++++ Listing
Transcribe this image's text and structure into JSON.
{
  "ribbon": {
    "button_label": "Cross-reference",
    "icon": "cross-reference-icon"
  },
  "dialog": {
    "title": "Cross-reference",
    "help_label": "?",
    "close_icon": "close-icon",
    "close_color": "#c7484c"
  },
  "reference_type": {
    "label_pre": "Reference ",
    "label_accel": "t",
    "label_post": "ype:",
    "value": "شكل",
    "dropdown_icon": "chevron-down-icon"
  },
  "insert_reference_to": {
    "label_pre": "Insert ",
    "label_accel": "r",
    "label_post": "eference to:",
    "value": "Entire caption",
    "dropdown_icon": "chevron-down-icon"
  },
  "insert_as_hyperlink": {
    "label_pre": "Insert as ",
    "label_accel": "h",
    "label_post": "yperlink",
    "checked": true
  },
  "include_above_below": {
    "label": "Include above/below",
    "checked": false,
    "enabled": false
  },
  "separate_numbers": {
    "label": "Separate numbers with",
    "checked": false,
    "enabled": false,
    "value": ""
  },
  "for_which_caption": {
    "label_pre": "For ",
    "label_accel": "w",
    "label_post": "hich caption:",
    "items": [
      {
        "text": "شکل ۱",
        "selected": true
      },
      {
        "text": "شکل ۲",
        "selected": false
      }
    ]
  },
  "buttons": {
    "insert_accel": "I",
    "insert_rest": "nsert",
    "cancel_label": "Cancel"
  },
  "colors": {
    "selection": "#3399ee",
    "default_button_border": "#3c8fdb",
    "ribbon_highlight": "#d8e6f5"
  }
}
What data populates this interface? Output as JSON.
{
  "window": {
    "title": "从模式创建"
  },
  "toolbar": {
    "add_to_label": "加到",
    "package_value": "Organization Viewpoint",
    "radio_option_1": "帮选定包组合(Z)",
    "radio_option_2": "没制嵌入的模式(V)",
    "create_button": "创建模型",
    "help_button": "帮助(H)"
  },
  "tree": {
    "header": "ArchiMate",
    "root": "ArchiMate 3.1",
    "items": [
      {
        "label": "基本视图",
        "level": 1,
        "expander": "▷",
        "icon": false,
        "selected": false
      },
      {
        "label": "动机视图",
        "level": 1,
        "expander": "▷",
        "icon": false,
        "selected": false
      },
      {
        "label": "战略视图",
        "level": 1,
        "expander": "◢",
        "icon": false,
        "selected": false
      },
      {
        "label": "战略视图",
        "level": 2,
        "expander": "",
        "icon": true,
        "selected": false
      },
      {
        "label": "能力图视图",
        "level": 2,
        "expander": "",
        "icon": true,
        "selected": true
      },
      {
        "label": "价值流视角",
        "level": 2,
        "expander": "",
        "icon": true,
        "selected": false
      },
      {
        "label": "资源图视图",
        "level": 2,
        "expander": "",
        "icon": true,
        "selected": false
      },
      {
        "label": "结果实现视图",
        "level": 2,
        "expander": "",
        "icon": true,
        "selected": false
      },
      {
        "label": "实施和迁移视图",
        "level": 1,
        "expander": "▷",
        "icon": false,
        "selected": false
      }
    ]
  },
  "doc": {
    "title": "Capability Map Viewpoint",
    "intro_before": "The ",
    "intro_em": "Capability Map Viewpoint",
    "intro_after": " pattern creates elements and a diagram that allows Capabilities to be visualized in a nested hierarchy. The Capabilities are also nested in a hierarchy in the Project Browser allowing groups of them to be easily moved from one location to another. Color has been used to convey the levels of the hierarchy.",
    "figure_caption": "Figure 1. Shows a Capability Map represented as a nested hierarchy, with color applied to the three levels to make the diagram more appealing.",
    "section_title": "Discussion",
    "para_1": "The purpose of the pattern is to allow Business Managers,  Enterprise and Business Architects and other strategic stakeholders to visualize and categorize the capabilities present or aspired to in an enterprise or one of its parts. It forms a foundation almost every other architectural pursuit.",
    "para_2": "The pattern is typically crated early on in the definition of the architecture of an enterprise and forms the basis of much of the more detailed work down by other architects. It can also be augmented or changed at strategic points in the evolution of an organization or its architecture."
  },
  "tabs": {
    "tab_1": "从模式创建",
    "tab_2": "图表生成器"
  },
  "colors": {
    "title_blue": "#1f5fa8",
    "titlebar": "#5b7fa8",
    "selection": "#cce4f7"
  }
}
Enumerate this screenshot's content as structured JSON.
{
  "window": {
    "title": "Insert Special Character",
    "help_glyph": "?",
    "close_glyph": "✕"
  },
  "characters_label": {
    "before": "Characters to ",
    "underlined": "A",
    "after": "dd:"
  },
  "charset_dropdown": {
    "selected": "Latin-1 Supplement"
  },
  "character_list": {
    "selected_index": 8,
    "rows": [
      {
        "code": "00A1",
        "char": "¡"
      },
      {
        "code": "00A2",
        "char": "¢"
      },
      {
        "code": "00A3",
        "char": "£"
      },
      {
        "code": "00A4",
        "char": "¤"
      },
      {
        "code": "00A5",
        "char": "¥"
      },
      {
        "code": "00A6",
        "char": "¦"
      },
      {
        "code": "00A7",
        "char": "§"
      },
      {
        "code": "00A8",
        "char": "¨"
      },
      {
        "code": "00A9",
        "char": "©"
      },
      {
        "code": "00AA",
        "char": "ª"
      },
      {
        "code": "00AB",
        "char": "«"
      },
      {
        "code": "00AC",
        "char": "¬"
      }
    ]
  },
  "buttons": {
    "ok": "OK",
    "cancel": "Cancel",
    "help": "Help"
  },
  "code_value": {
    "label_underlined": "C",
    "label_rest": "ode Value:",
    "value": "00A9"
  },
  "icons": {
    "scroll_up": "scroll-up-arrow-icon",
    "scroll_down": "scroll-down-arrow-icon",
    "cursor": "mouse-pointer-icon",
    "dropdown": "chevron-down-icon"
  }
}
++++++++
Retype the material above, line by line, exactly.

▶ _Solution to this task_:
Transcribe this image's text and structure into JSON.
{
  "ribbon": {
    "button_label": "Cross-reference",
    "icon": "cross-reference-icon"
  },
  "dialog": {
    "title": "Cross-reference",
    "help_label": "?",
    "close_icon": "close-icon",
    "close_color": "#c7484c"
  },
  "reference_type": {
    "label_pre": "Reference ",
    "label_accel": "t",
    "label_post": "ype:",
    "value": "شكل",
    "dropdown_icon": "chevron-down-icon"
  },
  "insert_reference_to": {
    "label_pre": "Insert ",
    "label_accel": "r",
    "label_post": "eference to:",
    "value": "Entire caption",
    "dropdown_icon": "chevron-down-icon"
  },
  "insert_as_hyperlink": {
    "label_pre": "Insert as ",
    "label_accel": "h",
    "label_post": "yperlink",
    "checked": true
  },
  "include_above_below": {
    "label": "Include above/below",
    "checked": false,
    "enabled": false
  },
  "separate_numbers": {
    "label": "Separate numbers with",
    "checked": false,
    "enabled": false,
    "value": ""
  },
  "for_which_caption": {
    "label_pre": "For ",
    "label_accel": "w",
    "label_post": "hich caption:",
    "items": [
      {
        "text": "شکل ۱",
        "selected": true
      },
      {
        "text": "شکل ۲",
        "selected": false
      }
    ]
  },
  "buttons": {
    "insert_accel": "I",
    "insert_rest": "nsert",
    "cancel_label": "Cancel"
  },
  "colors": {
    "selection": "#3399ee",
    "default_button_border": "#3c8fdb",
    "ribbon_highlight": "#d8e6f5"
  }
}
What data populates this interface? Output as JSON.
{
  "window": {
    "title": "从模式创建"
  },
  "toolbar": {
    "add_to_label": "加到",
    "package_value": "Organization Viewpoint",
    "radio_option_1": "帮选定包组合(Z)",
    "radio_option_2": "没制嵌入的模式(V)",
    "create_button": "创建模型",
    "help_button": "帮助(H)"
  },
  "tree": {
    "header": "ArchiMate",
    "root": "ArchiMate 3.1",
    "items": [
      {
        "label": "基本视图",
        "level": 1,
        "expander": "▷",
        "icon": false,
        "selected": false
      },
      {
        "label": "动机视图",
        "level": 1,
        "expander": "▷",
        "icon": false,
        "selected": false
      },
      {
        "label": "战略视图",
        "level": 1,
        "expander": "◢",
        "icon": false,
        "selected": false
      },
      {
        "label": "战略视图",
        "level": 2,
        "expander": "",
        "icon": true,
        "selected": false
      },
      {
        "label": "能力图视图",
        "level": 2,
        "expander": "",
        "icon": true,
        "selected": true
      },
      {
        "label": "价值流视角",
        "level": 2,
        "expander": "",
        "icon": true,
        "selected": false
      },
      {
        "label": "资源图视图",
        "level": 2,
        "expander": "",
        "icon": true,
        "selected": false
      },
      {
        "label": "结果实现视图",
        "level": 2,
        "expander": "",
        "icon": true,
        "selected": false
      },
      {
        "label": "实施和迁移视图",
        "level": 1,
        "expander": "▷",
        "icon": false,
        "selected": false
      }
    ]
  },
  "doc": {
    "title": "Capability Map Viewpoint",
    "intro_before": "The ",
    "intro_em": "Capability Map Viewpoint",
    "intro_after": " pattern creates elements and a diagram that allows Capabilities to be visualized in a nested hierarchy. The Capabilities are also nested in a hierarchy in the Project Browser allowing groups of them to be easily moved from one location to another. Color has been used to convey the levels of the hierarchy.",
    "figure_caption": "Figure 1. Shows a Capability Map represented as a nested hierarchy, with color applied to the three levels to make the diagram more appealing.",
    "section_title": "Discussion",
    "para_1": "The purpose of the pattern is to allow Business Managers,  Enterprise and Business Architects and other strategic stakeholders to visualize and categorize the capabilities present or aspired to in an enterprise or one of its parts. It forms a foundation almost every other architectural pursuit.",
    "para_2": "The pattern is typically crated early on in the definition of the architecture of an enterprise and forms the basis of much of the more detailed work down by other architects. It can also be augmented or changed at strategic points in the evolution of an organization or its architecture."
  },
  "tabs": {
    "tab_1": "从模式创建",
    "tab_2": "图表生成器"
  },
  "colors": {
    "title_blue": "#1f5fa8",
    "titlebar": "#5b7fa8",
    "selection": "#cce4f7"
  }
}
Enumerate this screenshot's content as structured JSON.
{
  "window": {
    "title": "Insert Special Character",
    "help_glyph": "?",
    "close_glyph": "✕"
  },
  "characters_label": {
    "before": "Characters to ",
    "underlined": "A",
    "after": "dd:"
  },
  "charset_dropdown": {
    "selected": "Latin-1 Supplement"
  },
  "character_list": {
    "selected_index": 8,
    "rows": [
      {
        "code": "00A1",
        "char": "¡"
      },
      {
        "code": "00A2",
        "char": "¢"
      },
      {
        "code": "00A3",
        "char": "£"
      },
      {
        "code": "00A4",
        "char": "¤"
      },
      {
        "code": "00A5",
        "char": "¥"
      },
      {
        "code": "00A6",
        "char": "¦"
      },
      {
        "code": "00A7",
        "char": "§"
      },
      {
        "code": "00A8",
        "char": "¨"
      },
      {
        "code": "00A9",
        "char": "©"
      },
      {
        "code": "00AA",
        "char": "ª"
      },
      {
        "code": "00AB",
        "char": "«"
      },
      {
        "code": "00AC",
        "char": "¬"
      }
    ]
  },
  "buttons": {
    "ok": "OK",
    "cancel": "Cancel",
    "help": "Help"
  },
  "code_value": {
    "label_underlined": "C",
    "label_rest": "ode Value:",
    "value": "00A9"
  },
  "icons": {
    "scroll_up": "scroll-up-arrow-icon",
    "scroll_down": "scroll-down-arrow-icon",
    "cursor": "mouse-pointer-icon",
    "dropdown": "chevron-down-icon"
  }
}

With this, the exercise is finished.